CHALLENGE: Go through the entries below and copy each line containing the word "puta".

— Begin INPUT RECORDS —

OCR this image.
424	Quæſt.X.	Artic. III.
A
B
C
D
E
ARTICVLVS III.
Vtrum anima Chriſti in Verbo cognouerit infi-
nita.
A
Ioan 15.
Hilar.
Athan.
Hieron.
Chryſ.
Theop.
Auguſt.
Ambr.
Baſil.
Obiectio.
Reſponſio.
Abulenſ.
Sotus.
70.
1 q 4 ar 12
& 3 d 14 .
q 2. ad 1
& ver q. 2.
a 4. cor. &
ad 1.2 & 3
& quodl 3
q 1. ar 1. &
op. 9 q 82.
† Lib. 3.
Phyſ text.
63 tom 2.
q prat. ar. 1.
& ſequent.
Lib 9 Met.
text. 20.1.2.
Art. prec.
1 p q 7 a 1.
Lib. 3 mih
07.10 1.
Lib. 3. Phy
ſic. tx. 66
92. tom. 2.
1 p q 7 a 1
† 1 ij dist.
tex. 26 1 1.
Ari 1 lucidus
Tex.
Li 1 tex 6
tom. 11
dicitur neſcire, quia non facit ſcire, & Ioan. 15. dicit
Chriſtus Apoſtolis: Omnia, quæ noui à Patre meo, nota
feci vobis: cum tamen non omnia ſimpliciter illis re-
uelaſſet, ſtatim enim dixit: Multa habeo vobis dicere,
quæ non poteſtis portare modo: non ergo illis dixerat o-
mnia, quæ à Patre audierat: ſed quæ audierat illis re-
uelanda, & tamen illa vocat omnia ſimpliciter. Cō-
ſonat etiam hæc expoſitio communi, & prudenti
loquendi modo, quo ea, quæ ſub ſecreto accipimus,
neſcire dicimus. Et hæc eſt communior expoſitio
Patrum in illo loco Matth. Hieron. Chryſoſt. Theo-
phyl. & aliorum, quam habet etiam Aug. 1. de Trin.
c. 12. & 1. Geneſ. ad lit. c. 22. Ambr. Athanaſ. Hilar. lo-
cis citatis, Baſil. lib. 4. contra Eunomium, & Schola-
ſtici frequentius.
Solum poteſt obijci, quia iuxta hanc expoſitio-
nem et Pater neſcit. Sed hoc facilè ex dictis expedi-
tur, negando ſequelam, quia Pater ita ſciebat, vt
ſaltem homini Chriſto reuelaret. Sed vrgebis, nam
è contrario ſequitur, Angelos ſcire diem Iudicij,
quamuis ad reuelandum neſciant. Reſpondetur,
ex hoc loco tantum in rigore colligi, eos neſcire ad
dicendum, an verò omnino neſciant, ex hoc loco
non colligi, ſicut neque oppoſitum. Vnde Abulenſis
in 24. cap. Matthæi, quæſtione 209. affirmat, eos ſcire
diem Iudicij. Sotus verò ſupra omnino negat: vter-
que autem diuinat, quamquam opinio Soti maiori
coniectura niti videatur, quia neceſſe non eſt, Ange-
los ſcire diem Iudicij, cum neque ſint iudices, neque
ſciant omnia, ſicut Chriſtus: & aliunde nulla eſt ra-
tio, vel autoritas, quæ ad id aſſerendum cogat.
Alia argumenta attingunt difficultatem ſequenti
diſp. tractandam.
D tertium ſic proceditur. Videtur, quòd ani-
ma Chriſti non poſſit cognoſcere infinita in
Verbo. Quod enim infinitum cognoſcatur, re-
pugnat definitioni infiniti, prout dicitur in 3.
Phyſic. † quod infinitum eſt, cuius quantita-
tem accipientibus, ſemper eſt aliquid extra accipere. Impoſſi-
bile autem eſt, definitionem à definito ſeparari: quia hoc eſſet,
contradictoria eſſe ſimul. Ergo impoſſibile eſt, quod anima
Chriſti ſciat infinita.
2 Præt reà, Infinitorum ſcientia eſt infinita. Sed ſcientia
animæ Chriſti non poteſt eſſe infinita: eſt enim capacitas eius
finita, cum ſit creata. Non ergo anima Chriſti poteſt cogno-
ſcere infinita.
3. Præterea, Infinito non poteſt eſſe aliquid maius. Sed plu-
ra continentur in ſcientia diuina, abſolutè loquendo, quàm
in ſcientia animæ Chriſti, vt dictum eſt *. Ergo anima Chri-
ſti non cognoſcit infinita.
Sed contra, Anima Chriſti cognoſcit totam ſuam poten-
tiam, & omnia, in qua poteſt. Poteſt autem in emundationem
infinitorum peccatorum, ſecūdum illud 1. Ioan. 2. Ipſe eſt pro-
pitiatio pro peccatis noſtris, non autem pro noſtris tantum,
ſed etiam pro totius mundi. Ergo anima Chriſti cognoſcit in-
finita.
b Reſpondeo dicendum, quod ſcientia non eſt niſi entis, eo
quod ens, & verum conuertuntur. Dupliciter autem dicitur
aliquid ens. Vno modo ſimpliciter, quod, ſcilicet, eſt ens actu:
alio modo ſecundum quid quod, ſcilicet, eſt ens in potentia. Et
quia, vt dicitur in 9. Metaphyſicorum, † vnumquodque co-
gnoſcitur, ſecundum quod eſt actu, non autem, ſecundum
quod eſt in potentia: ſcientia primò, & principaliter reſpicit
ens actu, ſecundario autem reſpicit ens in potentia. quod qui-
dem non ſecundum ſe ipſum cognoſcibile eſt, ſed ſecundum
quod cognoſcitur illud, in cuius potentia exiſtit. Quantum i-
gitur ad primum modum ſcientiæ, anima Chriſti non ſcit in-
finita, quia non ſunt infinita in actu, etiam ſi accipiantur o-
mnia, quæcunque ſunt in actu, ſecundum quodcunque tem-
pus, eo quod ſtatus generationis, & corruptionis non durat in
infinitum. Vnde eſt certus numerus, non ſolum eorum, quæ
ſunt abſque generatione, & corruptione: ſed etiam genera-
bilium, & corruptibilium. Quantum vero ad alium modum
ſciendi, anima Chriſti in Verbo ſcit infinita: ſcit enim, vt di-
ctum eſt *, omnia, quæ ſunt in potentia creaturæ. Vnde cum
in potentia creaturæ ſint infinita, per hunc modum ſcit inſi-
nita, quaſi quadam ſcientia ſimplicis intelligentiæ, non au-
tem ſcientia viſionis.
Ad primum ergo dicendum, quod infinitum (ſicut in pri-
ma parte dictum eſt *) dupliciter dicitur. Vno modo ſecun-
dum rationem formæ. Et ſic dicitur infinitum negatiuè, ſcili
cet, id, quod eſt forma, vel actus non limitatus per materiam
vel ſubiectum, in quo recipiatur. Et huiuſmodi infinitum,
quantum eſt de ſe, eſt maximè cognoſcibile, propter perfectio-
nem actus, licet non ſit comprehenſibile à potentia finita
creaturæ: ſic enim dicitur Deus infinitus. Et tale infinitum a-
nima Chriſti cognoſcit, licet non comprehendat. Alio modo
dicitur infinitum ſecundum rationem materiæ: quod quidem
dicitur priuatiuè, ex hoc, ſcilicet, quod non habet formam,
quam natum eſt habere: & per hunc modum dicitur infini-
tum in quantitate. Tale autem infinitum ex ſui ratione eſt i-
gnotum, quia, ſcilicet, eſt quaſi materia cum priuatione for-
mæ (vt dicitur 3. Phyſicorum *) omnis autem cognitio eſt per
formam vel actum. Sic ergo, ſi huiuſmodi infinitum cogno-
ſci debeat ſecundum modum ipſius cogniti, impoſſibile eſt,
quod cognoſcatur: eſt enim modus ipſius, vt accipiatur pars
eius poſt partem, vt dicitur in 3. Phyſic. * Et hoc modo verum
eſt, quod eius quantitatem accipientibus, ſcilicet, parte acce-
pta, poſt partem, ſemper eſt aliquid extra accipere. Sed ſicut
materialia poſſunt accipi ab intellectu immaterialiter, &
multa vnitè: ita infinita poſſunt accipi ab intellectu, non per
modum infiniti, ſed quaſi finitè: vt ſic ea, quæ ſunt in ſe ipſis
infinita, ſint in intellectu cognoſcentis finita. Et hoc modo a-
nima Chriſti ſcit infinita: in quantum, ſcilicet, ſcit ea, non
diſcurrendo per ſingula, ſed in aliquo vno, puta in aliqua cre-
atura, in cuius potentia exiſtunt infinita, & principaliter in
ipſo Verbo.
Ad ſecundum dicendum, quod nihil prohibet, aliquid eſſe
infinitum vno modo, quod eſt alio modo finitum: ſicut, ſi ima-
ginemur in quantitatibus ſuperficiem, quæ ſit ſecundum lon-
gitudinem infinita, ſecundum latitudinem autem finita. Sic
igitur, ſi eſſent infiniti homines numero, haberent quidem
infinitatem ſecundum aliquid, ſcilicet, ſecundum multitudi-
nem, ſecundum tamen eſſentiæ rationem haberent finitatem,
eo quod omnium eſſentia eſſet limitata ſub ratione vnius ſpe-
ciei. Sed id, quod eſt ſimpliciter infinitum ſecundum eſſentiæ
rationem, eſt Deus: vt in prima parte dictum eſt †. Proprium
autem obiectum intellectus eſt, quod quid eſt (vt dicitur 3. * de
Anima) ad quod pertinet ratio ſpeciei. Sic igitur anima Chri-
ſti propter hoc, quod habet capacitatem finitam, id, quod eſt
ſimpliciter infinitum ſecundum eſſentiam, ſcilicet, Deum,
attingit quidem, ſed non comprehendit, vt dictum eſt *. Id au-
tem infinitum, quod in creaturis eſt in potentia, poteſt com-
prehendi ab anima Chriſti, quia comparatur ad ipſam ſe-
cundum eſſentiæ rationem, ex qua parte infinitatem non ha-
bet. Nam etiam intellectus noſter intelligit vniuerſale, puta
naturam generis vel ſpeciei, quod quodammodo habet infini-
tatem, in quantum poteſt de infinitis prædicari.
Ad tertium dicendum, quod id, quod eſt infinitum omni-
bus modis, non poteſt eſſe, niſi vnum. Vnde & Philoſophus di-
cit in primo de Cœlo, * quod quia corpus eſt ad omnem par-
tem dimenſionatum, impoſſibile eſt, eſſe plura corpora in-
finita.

— End INPUT RECORDS —

ANSWER:
diſcurrendo per ſingula, ſed in aliquo vno, puta in aliqua cre-
bet. Nam etiam intellectus noſter intelligit vniuerſale, puta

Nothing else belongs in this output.